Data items
* START *
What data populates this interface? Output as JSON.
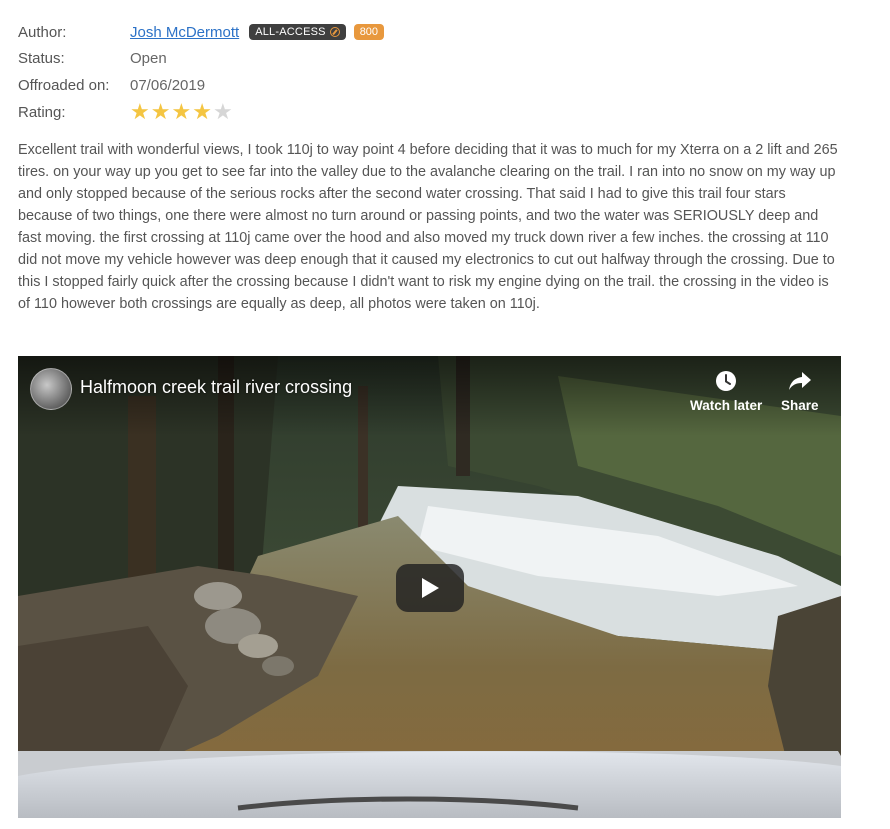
{
  "review_meta": {
    "author_label": "Author:",
    "author_name": "Josh McDermott",
    "access_badge": "ALL-ACCESS",
    "points_badge": "800",
    "status_label": "Status:",
    "status_value": "Open",
    "offroaded_label": "Offroaded on:",
    "offroaded_value": "07/06/2019",
    "rating_label": "Rating:",
    "rating": 4,
    "rating_max": 5
  },
  "review_text": "Excellent trail with wonderful views, I took 110j to way point 4 before deciding that it was to much for my Xterra on a 2 lift and 265 tires. on your way up you get to see far into the valley due to the avalanche clearing on the trail. I ran into no snow on my way up and only stopped because of the serious rocks after the second water crossing. That said I had to give this trail four stars because of two things, one there were almost no turn around or passing points, and two the water was SERIOUSLY deep and fast moving. the first crossing at 110j came over the hood and also moved my truck down river a few inches. the crossing at 110 did not move my vehicle however was deep enough that it caused my electronics to cut out halfway through the crossing. Due to this I stopped fairly quick after the crossing because I didn't want to risk my engine dying on the trail. the crossing in the video is of 110 however both crossings are equally as deep, all photos were taken on 110j.",
  "video": {
    "title": "Halfmoon creek trail river crossing",
    "watch_later_label": "Watch later",
    "share_label": "Share"
  },
  "colors": {
    "link": "#2c72c7",
    "badge_dark": "#3f3f3f",
    "badge_orange": "#e8983d",
    "star_on": "#f4c542",
    "star_off": "#d6d6d6"
  }
}
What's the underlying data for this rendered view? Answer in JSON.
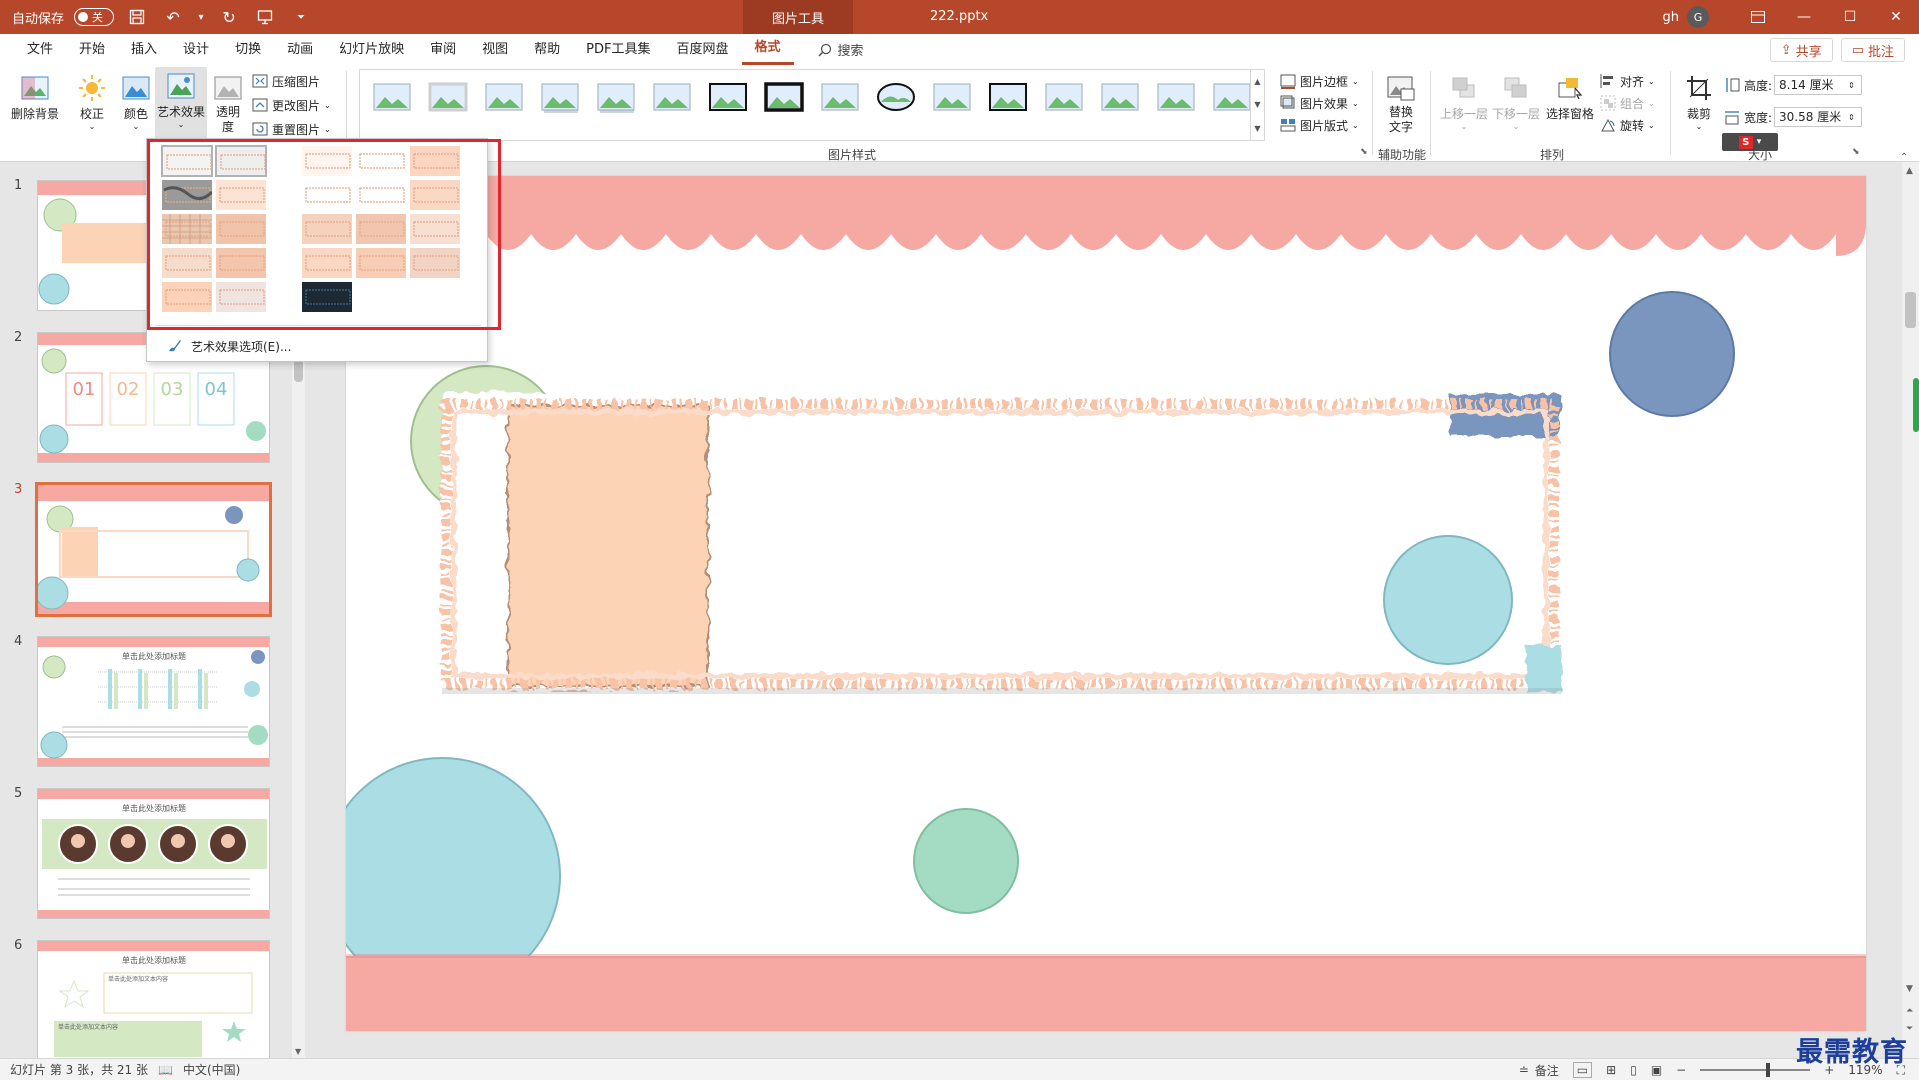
{
  "titlebar": {
    "autosave_label": "自动保存",
    "autosave_state": "关",
    "context_tab": "图片工具",
    "doc_title": "222.pptx",
    "user_name": "gh",
    "user_initial": "G"
  },
  "tabs": [
    {
      "label": "文件"
    },
    {
      "label": "开始"
    },
    {
      "label": "插入"
    },
    {
      "label": "设计"
    },
    {
      "label": "切换"
    },
    {
      "label": "动画"
    },
    {
      "label": "幻灯片放映"
    },
    {
      "label": "审阅"
    },
    {
      "label": "视图"
    },
    {
      "label": "帮助"
    },
    {
      "label": "PDF工具集"
    },
    {
      "label": "百度网盘"
    },
    {
      "label": "格式"
    }
  ],
  "search_label": "搜索",
  "share_label": "共享",
  "comment_label": "批注",
  "ribbon": {
    "remove_bg": "删除背景",
    "corrections": "校正",
    "color": "颜色",
    "artistic": "艺术效果",
    "transparency": "透明度",
    "compress": "压缩图片",
    "change_pic": "更改图片",
    "reset_pic": "重置图片",
    "styles_group": "图片样式",
    "pic_border": "图片边框",
    "pic_effects": "图片效果",
    "pic_layout": "图片版式",
    "alt_text": "替换文字",
    "accessibility_group": "辅助功能",
    "bring_forward": "上移一层",
    "send_backward": "下移一层",
    "selection_pane": "选择窗格",
    "align": "对齐",
    "group": "组合",
    "rotate": "旋转",
    "arrange_group": "排列",
    "crop": "裁剪",
    "height_label": "高度:",
    "height_value": "8.14 厘米",
    "width_label": "宽度:",
    "width_value": "30.58 厘米",
    "size_group": "大小"
  },
  "dropdown": {
    "option_label": "艺术效果选项(E)..."
  },
  "slides": [
    {
      "num": "1"
    },
    {
      "num": "2"
    },
    {
      "num": "3"
    },
    {
      "num": "4"
    },
    {
      "num": "5"
    },
    {
      "num": "6"
    }
  ],
  "slide2": {
    "n1": "01",
    "n2": "02",
    "n3": "03",
    "n4": "04"
  },
  "thumb_title": "单击此处添加标题",
  "thumb_text": "单击此处添加文本内容",
  "statusbar": {
    "slide_info": "幻灯片 第 3 张，共 21 张",
    "language": "中文(中国)",
    "notes": "备注",
    "zoom": "119%"
  },
  "watermark": "最需教育",
  "colors": {
    "accent": "#b7472a",
    "pink": "#f6a8a3",
    "peach": "#fdd3b6",
    "green": "#d5e8c4",
    "blue": "#aadde4",
    "navy": "#7a96bf",
    "mint": "#a4dcc3"
  }
}
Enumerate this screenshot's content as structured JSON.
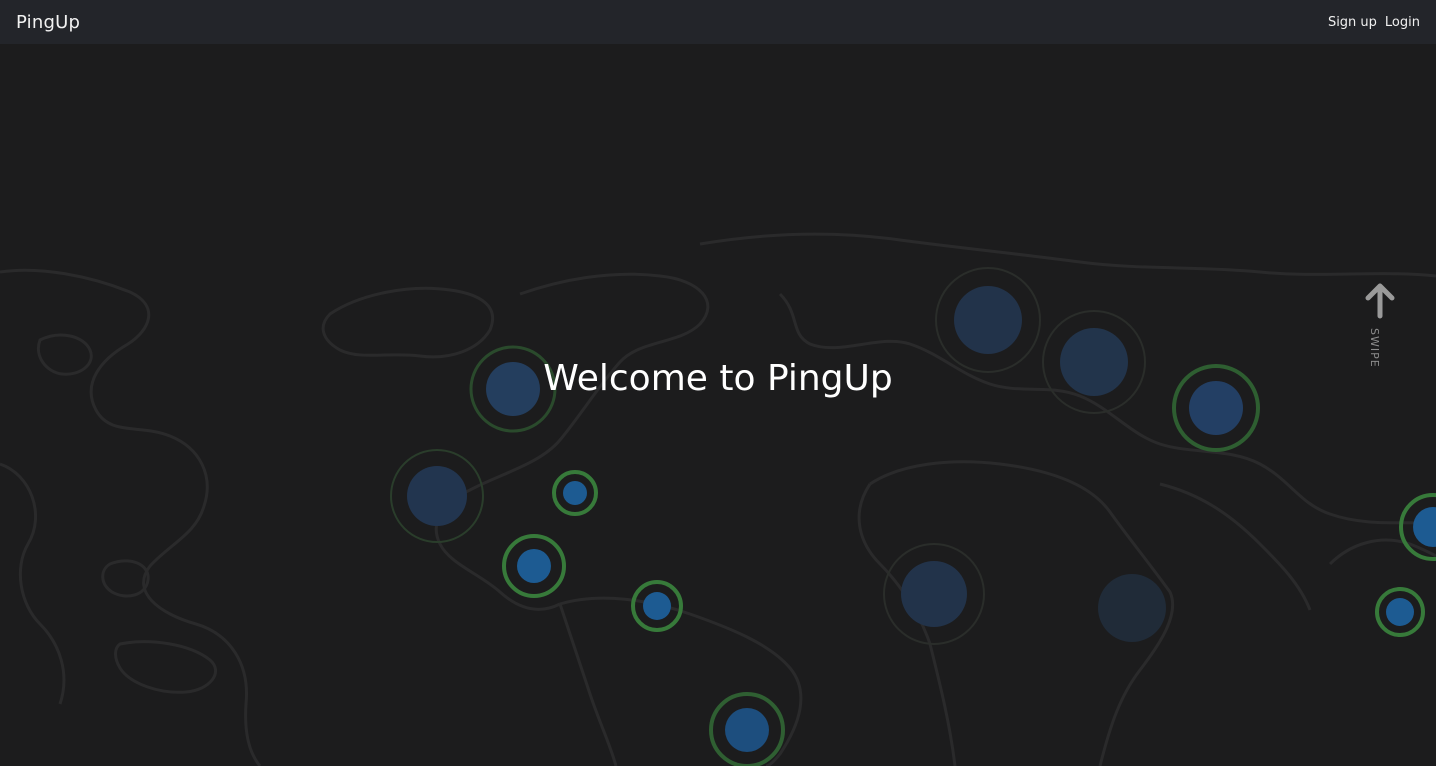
* END *
STATED PROBLEM – Write the lines above out again exactly, without any of their pictures.

EXPECTED OUTPUT –
What data populates this interface? Output as JSON.
{
  "review_meta": {
    "author_label": "Author:",
    "author_name": "Josh McDermott",
    "access_badge": "ALL-ACCESS",
    "points_badge": "800",
    "status_label": "Status:",
    "status_value": "Open",
    "offroaded_label": "Offroaded on:",
    "offroaded_value": "07/06/2019",
    "rating_label": "Rating:",
    "rating": 4,
    "rating_max": 5
  },
  "review_text": "Excellent trail with wonderful views, I took 110j to way point 4 before deciding that it was to much for my Xterra on a 2 lift and 265 tires. on your way up you get to see far into the valley due to the avalanche clearing on the trail. I ran into no snow on my way up and only stopped because of the serious rocks after the second water crossing. That said I had to give this trail four stars because of two things, one there were almost no turn around or passing points, and two the water was SERIOUSLY deep and fast moving. the first crossing at 110j came over the hood and also moved my truck down river a few inches. the crossing at 110 did not move my vehicle however was deep enough that it caused my electronics to cut out halfway through the crossing. Due to this I stopped fairly quick after the crossing because I didn't want to risk my engine dying on the trail. the crossing in the video is of 110 however both crossings are equally as deep, all photos were taken on 110j.",
  "video": {
    "title": "Halfmoon creek trail river crossing",
    "watch_later_label": "Watch later",
    "share_label": "Share"
  },
  "colors": {
    "link": "#2c72c7",
    "badge_dark": "#3f3f3f",
    "badge_orange": "#e8983d",
    "star_on": "#f4c542",
    "star_off": "#d6d6d6"
  }
}
What's the underlying data for this rendered view? Answer in JSON.
{
  "titlebar": {
    "autosave_label": "自动保存",
    "autosave_state": "关",
    "context_tab": "图片工具",
    "doc_title": "222.pptx",
    "user_name": "gh",
    "user_initial": "G"
  },
  "tabs": [
    {
      "label": "文件"
    },
    {
      "label": "开始"
    },
    {
      "label": "插入"
    },
    {
      "label": "设计"
    },
    {
      "label": "切换"
    },
    {
      "label": "动画"
    },
    {
      "label": "幻灯片放映"
    },
    {
      "label": "审阅"
    },
    {
      "label": "视图"
    },
    {
      "label": "帮助"
    },
    {
      "label": "PDF工具集"
    },
    {
      "label": "百度网盘"
    },
    {
      "label": "格式"
    }
  ],
  "search_label": "搜索",
  "share_label": "共享",
  "comment_label": "批注",
  "ribbon": {
    "remove_bg": "删除背景",
    "corrections": "校正",
    "color": "颜色",
    "artistic": "艺术效果",
    "transparency": "透明度",
    "compress": "压缩图片",
    "change_pic": "更改图片",
    "reset_pic": "重置图片",
    "styles_group": "图片样式",
    "pic_border": "图片边框",
    "pic_effects": "图片效果",
    "pic_layout": "图片版式",
    "alt_text": "替换文字",
    "accessibility_group": "辅助功能",
    "bring_forward": "上移一层",
    "send_backward": "下移一层",
    "selection_pane": "选择窗格",
    "align": "对齐",
    "group": "组合",
    "rotate": "旋转",
    "arrange_group": "排列",
    "crop": "裁剪",
    "height_label": "高度:",
    "height_value": "8.14 厘米",
    "width_label": "宽度:",
    "width_value": "30.58 厘米",
    "size_group": "大小"
  },
  "dropdown": {
    "option_label": "艺术效果选项(E)..."
  },
  "slides": [
    {
      "num": "1"
    },
    {
      "num": "2"
    },
    {
      "num": "3"
    },
    {
      "num": "4"
    },
    {
      "num": "5"
    },
    {
      "num": "6"
    }
  ],
  "slide2": {
    "n1": "01",
    "n2": "02",
    "n3": "03",
    "n4": "04"
  },
  "thumb_title": "单击此处添加标题",
  "thumb_text": "单击此处添加文本内容",
  "statusbar": {
    "slide_info": "幻灯片 第 3 张，共 21 张",
    "language": "中文(中国)",
    "notes": "备注",
    "zoom": "119%"
  },
  "watermark": "最需教育",
  "colors": {
    "accent": "#b7472a",
    "pink": "#f6a8a3",
    "peach": "#fdd3b6",
    "green": "#d5e8c4",
    "blue": "#aadde4",
    "navy": "#7a96bf",
    "mint": "#a4dcc3"
  }
}
Enumerate this screenshot's content as structured JSON.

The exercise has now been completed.